**DATASET:**
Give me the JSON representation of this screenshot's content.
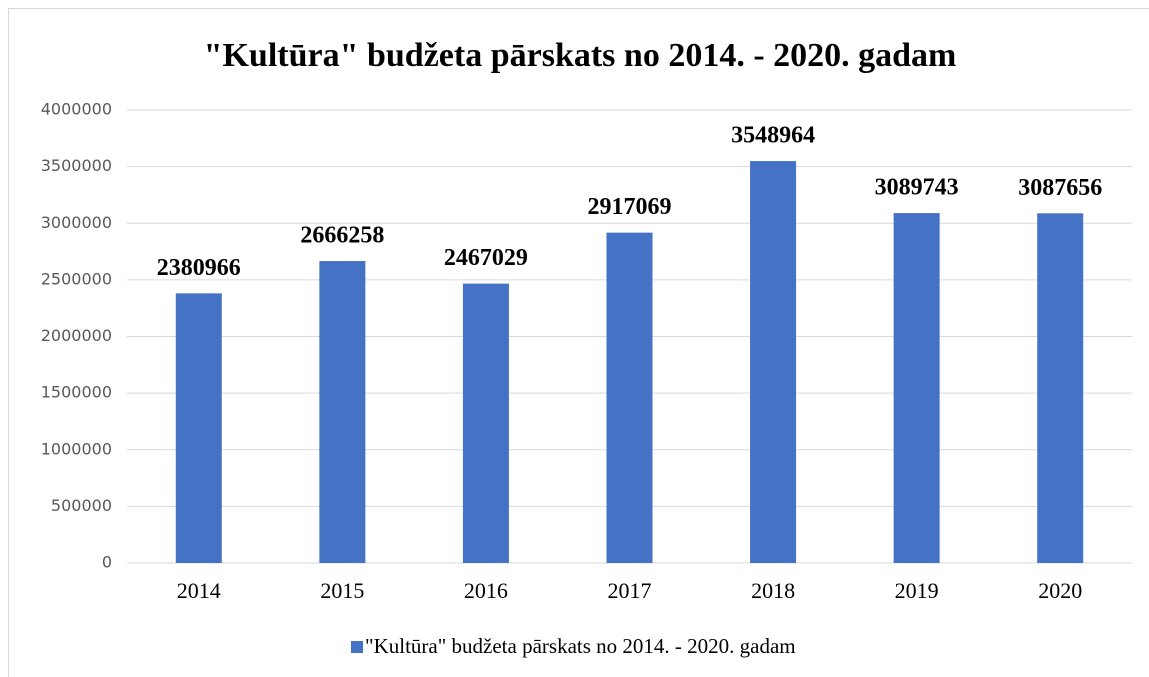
{
  "chart_data": {
    "type": "bar",
    "title": "\"Kultūra\" budžeta pārskats no 2014. - 2020. gadam",
    "categories": [
      "2014",
      "2015",
      "2016",
      "2017",
      "2018",
      "2019",
      "2020"
    ],
    "series": [
      {
        "name": "\"Kultūra\" budžeta pārskats no 2014. - 2020. gadam",
        "color": "#4472c4",
        "values": [
          2380966,
          2666258,
          2467029,
          2917069,
          3548964,
          3089743,
          3087656
        ]
      }
    ],
    "ylim": [
      0,
      4000000
    ],
    "yticks": [
      0,
      500000,
      1000000,
      1500000,
      2000000,
      2500000,
      3000000,
      3500000,
      4000000
    ],
    "grid": true,
    "legend": "bottom"
  }
}
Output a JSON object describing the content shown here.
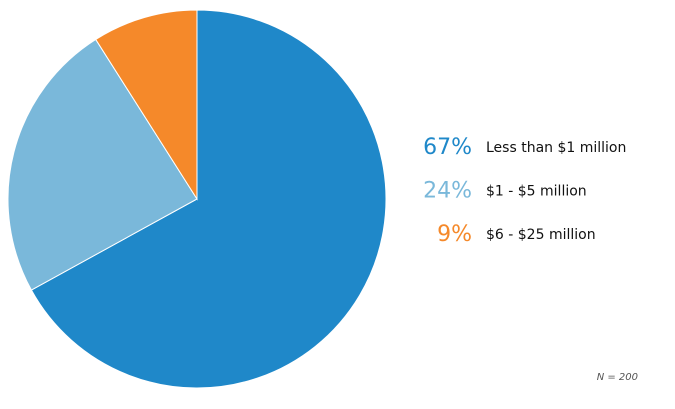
{
  "chart_data": {
    "type": "pie",
    "categories": [
      "Less than $1 million",
      "$1 - $5 million",
      "$6 - $25 million"
    ],
    "values": [
      67,
      24,
      9
    ],
    "value_labels": [
      "67%",
      "24%",
      "9%"
    ],
    "colors": [
      "#1f88c9",
      "#7ab8da",
      "#f5892a"
    ],
    "annotation": "N = 200"
  }
}
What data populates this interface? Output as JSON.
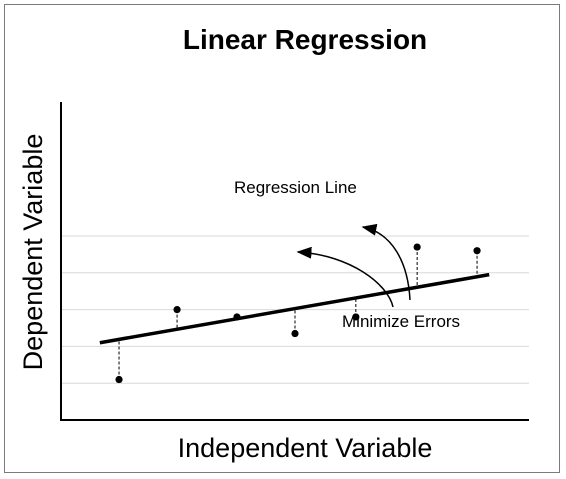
{
  "chart_data": {
    "type": "scatter",
    "title": "Linear Regression",
    "xlabel": "Independent Variable",
    "ylabel": "Dependent Variable",
    "xlim": [
      0,
      10
    ],
    "ylim": [
      0,
      10
    ],
    "grid": true,
    "gridlines_y": [
      1,
      2,
      3,
      4,
      5
    ],
    "points": [
      {
        "x": 1.24,
        "y": 1.1
      },
      {
        "x": 2.48,
        "y": 3.0
      },
      {
        "x": 3.76,
        "y": 2.8
      },
      {
        "x": 5.0,
        "y": 2.35
      },
      {
        "x": 6.3,
        "y": 2.8
      },
      {
        "x": 7.61,
        "y": 4.7
      },
      {
        "x": 8.89,
        "y": 4.6
      }
    ],
    "regression_line": {
      "x": [
        0.83,
        9.15
      ],
      "y": [
        2.1,
        3.95
      ]
    },
    "error_lines": true,
    "annotations": [
      {
        "text": "Regression Line"
      },
      {
        "text": "Minimize Errors"
      }
    ],
    "colors": {
      "axis": "#000000",
      "grid": "#d9d9d9",
      "frame": "#7a7a7a",
      "marks": "#000000"
    }
  }
}
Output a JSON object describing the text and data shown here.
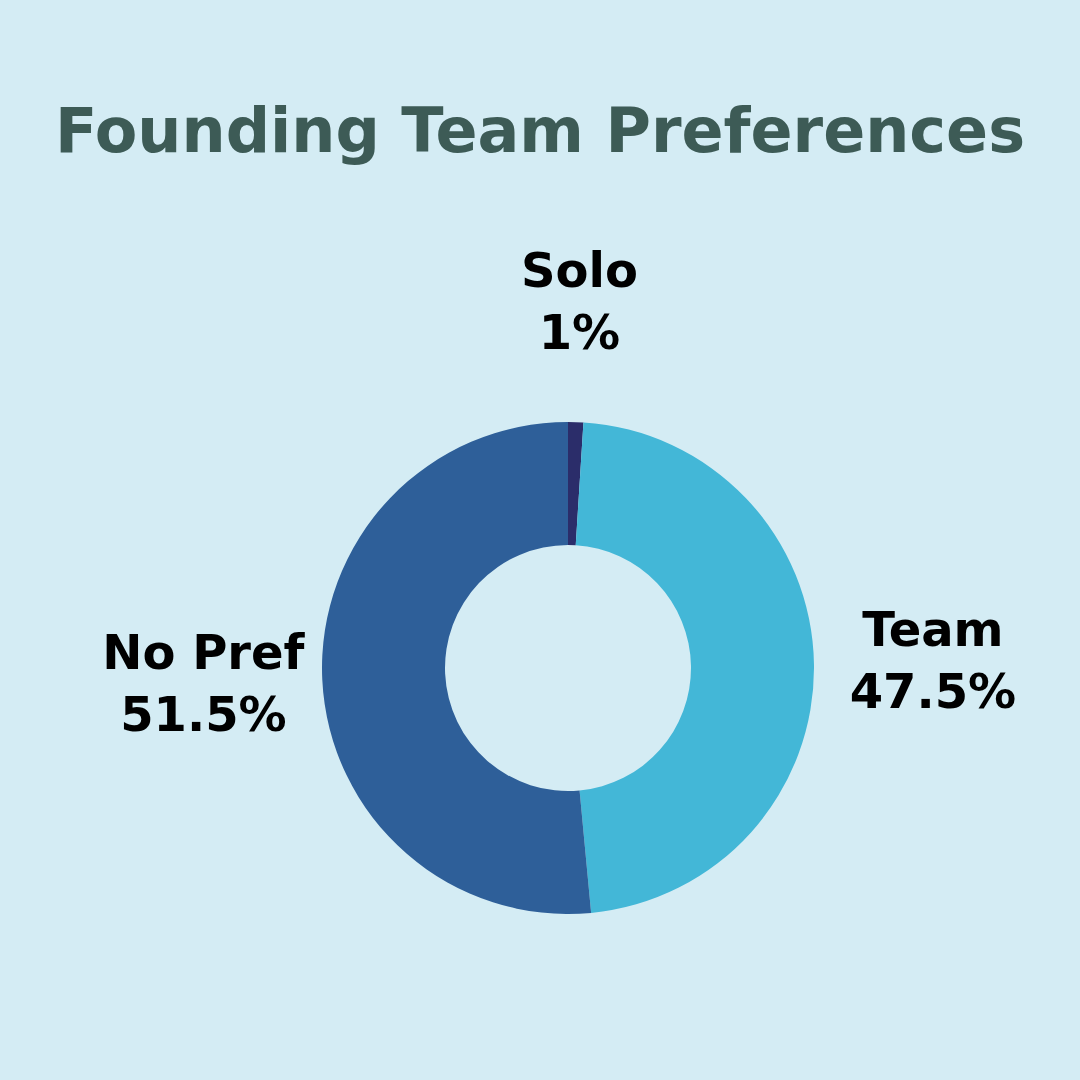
{
  "chart_data": {
    "type": "donut",
    "title": "Founding Team Preferences",
    "categories": [
      "Solo",
      "Team",
      "No Pref"
    ],
    "values": [
      1,
      47.5,
      51.5
    ],
    "value_labels": [
      "1%",
      "47.5%",
      "51.5%"
    ],
    "colors": [
      "#2b2d6a",
      "#43b7d7",
      "#2e5f99"
    ],
    "legend": false
  }
}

**WHAT TO DO:** Gather each line in these records that contains the string "type".

**WRITTEN RESPONSE:**
    "type": "bar",
    "type": "pie",
    "type": "scatter",
    "type": "donut",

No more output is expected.